§ **What you will do**: Restate the entries word for word, omitting nothing.

§ **Data extract**:
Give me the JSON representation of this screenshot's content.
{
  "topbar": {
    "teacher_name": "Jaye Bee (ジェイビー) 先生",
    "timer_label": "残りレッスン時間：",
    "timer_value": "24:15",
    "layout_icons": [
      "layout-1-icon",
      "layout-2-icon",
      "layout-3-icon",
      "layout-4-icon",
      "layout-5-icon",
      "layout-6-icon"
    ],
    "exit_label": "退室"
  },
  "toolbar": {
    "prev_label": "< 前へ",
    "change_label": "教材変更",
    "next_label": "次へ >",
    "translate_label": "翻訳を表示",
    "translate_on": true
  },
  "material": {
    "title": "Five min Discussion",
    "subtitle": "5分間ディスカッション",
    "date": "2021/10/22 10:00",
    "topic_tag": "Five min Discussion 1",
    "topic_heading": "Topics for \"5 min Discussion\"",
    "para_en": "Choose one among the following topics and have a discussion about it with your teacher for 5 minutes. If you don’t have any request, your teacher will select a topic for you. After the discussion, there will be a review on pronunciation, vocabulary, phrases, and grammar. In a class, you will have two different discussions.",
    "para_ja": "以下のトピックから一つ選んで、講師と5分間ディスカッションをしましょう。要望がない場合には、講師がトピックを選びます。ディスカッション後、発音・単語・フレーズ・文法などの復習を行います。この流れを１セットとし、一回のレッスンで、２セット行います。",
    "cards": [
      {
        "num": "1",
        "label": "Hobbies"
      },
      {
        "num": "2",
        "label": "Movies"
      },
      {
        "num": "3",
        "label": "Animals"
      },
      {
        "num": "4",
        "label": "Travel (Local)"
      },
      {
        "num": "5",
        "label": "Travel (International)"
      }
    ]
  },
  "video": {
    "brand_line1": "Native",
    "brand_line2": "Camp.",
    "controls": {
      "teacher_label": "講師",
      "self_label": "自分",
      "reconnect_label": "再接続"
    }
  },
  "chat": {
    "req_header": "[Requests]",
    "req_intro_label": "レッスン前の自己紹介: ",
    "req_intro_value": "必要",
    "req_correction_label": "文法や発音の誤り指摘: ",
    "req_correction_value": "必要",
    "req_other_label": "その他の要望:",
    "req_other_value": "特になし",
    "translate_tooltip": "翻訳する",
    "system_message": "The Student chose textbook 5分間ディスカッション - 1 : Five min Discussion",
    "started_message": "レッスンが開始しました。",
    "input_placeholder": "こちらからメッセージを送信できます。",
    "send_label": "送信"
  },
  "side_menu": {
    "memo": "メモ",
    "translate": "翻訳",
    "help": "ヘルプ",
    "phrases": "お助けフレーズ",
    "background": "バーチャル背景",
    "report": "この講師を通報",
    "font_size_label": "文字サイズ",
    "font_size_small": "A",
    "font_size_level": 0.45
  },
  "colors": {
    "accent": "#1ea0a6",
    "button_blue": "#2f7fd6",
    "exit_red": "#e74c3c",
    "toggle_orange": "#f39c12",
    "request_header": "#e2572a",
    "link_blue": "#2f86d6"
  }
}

§ **Problem solution**:
Give me the JSON representation of this screenshot's content.
{
  "topbar": {
    "teacher_name": "Jaye Bee (ジェイビー) 先生",
    "timer_label": "残りレッスン時間：",
    "timer_value": "24:15",
    "layout_icons": [
      "layout-1-icon",
      "layout-2-icon",
      "layout-3-icon",
      "layout-4-icon",
      "layout-5-icon",
      "layout-6-icon"
    ],
    "exit_label": "退室"
  },
  "toolbar": {
    "prev_label": "< 前へ",
    "change_label": "教材変更",
    "next_label": "次へ >",
    "translate_label": "翻訳を表示",
    "translate_on": true
  },
  "material": {
    "title": "Five min Discussion",
    "subtitle": "5分間ディスカッション",
    "date": "2021/10/22 10:00",
    "topic_tag": "Five min Discussion 1",
    "topic_heading": "Topics for \"5 min Discussion\"",
    "para_en": "Choose one among the following topics and have a discussion about it with your teacher for 5 minutes. If you don’t have any request, your teacher will select a topic for you. After the discussion, there will be a review on pronunciation, vocabulary, phrases, and grammar. In a class, you will have two different discussions.",
    "para_ja": "以下のトピックから一つ選んで、講師と5分間ディスカッションをしましょう。要望がない場合には、講師がトピックを選びます。ディスカッション後、発音・単語・フレーズ・文法などの復習を行います。この流れを１セットとし、一回のレッスンで、２セット行います。",
    "cards": [
      {
        "num": "1",
        "label": "Hobbies"
      },
      {
        "num": "2",
        "label": "Movies"
      },
      {
        "num": "3",
        "label": "Animals"
      },
      {
        "num": "4",
        "label": "Travel (Local)"
      },
      {
        "num": "5",
        "label": "Travel (International)"
      }
    ]
  },
  "video": {
    "brand_line1": "Native",
    "brand_line2": "Camp.",
    "controls": {
      "teacher_label": "講師",
      "self_label": "自分",
      "reconnect_label": "再接続"
    }
  },
  "chat": {
    "req_header": "[Requests]",
    "req_intro_label": "レッスン前の自己紹介: ",
    "req_intro_value": "必要",
    "req_correction_label": "文法や発音の誤り指摘: ",
    "req_correction_value": "必要",
    "req_other_label": "その他の要望:",
    "req_other_value": "特になし",
    "translate_tooltip": "翻訳する",
    "system_message": "The Student chose textbook 5分間ディスカッション - 1 : Five min Discussion",
    "started_message": "レッスンが開始しました。",
    "input_placeholder": "こちらからメッセージを送信できます。",
    "send_label": "送信"
  },
  "side_menu": {
    "memo": "メモ",
    "translate": "翻訳",
    "help": "ヘルプ",
    "phrases": "お助けフレーズ",
    "background": "バーチャル背景",
    "report": "この講師を通報",
    "font_size_label": "文字サイズ",
    "font_size_small": "A",
    "font_size_level": 0.45
  },
  "colors": {
    "accent": "#1ea0a6",
    "button_blue": "#2f7fd6",
    "exit_red": "#e74c3c",
    "toggle_orange": "#f39c12",
    "request_header": "#e2572a",
    "link_blue": "#2f86d6"
  }
}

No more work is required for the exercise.